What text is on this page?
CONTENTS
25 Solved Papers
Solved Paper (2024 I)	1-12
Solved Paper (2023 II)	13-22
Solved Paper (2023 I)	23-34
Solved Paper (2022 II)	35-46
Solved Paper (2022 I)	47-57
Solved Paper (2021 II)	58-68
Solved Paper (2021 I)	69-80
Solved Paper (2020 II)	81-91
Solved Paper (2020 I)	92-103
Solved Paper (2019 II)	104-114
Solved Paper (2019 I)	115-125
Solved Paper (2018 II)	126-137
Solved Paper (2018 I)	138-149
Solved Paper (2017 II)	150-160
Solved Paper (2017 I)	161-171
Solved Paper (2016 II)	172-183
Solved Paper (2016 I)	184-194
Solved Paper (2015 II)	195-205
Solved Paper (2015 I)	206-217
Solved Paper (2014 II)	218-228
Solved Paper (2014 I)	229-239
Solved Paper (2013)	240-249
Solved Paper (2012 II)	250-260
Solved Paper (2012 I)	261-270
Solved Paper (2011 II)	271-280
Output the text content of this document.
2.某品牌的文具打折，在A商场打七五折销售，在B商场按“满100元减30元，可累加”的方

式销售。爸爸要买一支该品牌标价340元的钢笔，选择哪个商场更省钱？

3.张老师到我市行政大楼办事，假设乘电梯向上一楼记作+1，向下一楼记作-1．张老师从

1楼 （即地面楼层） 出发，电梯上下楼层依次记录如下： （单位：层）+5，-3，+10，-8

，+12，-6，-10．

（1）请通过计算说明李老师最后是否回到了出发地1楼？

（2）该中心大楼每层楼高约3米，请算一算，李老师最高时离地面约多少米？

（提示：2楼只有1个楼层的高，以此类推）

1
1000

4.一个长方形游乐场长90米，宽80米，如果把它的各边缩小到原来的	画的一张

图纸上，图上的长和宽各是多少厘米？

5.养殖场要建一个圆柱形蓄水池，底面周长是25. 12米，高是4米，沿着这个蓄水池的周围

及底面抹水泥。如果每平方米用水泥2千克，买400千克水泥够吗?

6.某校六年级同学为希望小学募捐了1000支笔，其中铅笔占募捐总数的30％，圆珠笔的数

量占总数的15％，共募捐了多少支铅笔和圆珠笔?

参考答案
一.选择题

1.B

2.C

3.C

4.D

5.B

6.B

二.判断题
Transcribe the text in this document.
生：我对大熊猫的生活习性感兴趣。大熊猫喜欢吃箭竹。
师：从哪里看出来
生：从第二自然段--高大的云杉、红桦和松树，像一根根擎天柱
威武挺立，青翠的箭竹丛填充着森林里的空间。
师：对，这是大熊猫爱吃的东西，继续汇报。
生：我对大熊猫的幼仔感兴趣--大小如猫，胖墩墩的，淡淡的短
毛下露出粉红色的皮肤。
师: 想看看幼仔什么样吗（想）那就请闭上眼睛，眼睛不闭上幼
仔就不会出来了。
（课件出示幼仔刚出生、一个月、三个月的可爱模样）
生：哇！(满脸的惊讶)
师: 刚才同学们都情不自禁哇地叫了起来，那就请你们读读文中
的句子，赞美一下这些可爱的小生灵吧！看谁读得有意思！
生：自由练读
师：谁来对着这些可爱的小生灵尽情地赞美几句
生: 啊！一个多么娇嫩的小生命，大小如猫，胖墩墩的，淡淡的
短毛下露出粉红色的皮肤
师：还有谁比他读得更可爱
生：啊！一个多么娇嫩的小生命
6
----------------
▶ _DIRECTIONS FOR THIS TASK_
Reproduce the whole listing word for word.

▶ _COMPLETE ANSWER_
What text is on this page?
CONTENTS
25 Solved Papers
Solved Paper (2024 I)	1-12
Solved Paper (2023 II)	13-22
Solved Paper (2023 I)	23-34
Solved Paper (2022 II)	35-46
Solved Paper (2022 I)	47-57
Solved Paper (2021 II)	58-68
Solved Paper (2021 I)	69-80
Solved Paper (2020 II)	81-91
Solved Paper (2020 I)	92-103
Solved Paper (2019 II)	104-114
Solved Paper (2019 I)	115-125
Solved Paper (2018 II)	126-137
Solved Paper (2018 I)	138-149
Solved Paper (2017 II)	150-160
Solved Paper (2017 I)	161-171
Solved Paper (2016 II)	172-183
Solved Paper (2016 I)	184-194
Solved Paper (2015 II)	195-205
Solved Paper (2015 I)	206-217
Solved Paper (2014 II)	218-228
Solved Paper (2014 I)	229-239
Solved Paper (2013)	240-249
Solved Paper (2012 II)	250-260
Solved Paper (2012 I)	261-270
Solved Paper (2011 II)	271-280
Output the text content of this document.
2.某品牌的文具打折，在A商场打七五折销售，在B商场按“满100元减30元，可累加”的方

式销售。爸爸要买一支该品牌标价340元的钢笔，选择哪个商场更省钱？

3.张老师到我市行政大楼办事，假设乘电梯向上一楼记作+1，向下一楼记作-1．张老师从

1楼 （即地面楼层） 出发，电梯上下楼层依次记录如下： （单位：层）+5，-3，+10，-8

，+12，-6，-10．

（1）请通过计算说明李老师最后是否回到了出发地1楼？

（2）该中心大楼每层楼高约3米，请算一算，李老师最高时离地面约多少米？

（提示：2楼只有1个楼层的高，以此类推）

1
1000

4.一个长方形游乐场长90米，宽80米，如果把它的各边缩小到原来的	画的一张

图纸上，图上的长和宽各是多少厘米？

5.养殖场要建一个圆柱形蓄水池，底面周长是25. 12米，高是4米，沿着这个蓄水池的周围

及底面抹水泥。如果每平方米用水泥2千克，买400千克水泥够吗?

6.某校六年级同学为希望小学募捐了1000支笔，其中铅笔占募捐总数的30％，圆珠笔的数

量占总数的15％，共募捐了多少支铅笔和圆珠笔?

参考答案
一.选择题

1.B

2.C

3.C

4.D

5.B

6.B

二.判断题
Transcribe the text in this document.
生：我对大熊猫的生活习性感兴趣。大熊猫喜欢吃箭竹。
师：从哪里看出来
生：从第二自然段--高大的云杉、红桦和松树，像一根根擎天柱
威武挺立，青翠的箭竹丛填充着森林里的空间。
师：对，这是大熊猫爱吃的东西，继续汇报。
生：我对大熊猫的幼仔感兴趣--大小如猫，胖墩墩的，淡淡的短
毛下露出粉红色的皮肤。
师: 想看看幼仔什么样吗（想）那就请闭上眼睛，眼睛不闭上幼
仔就不会出来了。
（课件出示幼仔刚出生、一个月、三个月的可爱模样）
生：哇！(满脸的惊讶)
师: 刚才同学们都情不自禁哇地叫了起来，那就请你们读读文中
的句子，赞美一下这些可爱的小生灵吧！看谁读得有意思！
生：自由练读
师：谁来对着这些可爱的小生灵尽情地赞美几句
生: 啊！一个多么娇嫩的小生命，大小如猫，胖墩墩的，淡淡的
短毛下露出粉红色的皮肤
师：还有谁比他读得更可爱
生：啊！一个多么娇嫩的小生命
6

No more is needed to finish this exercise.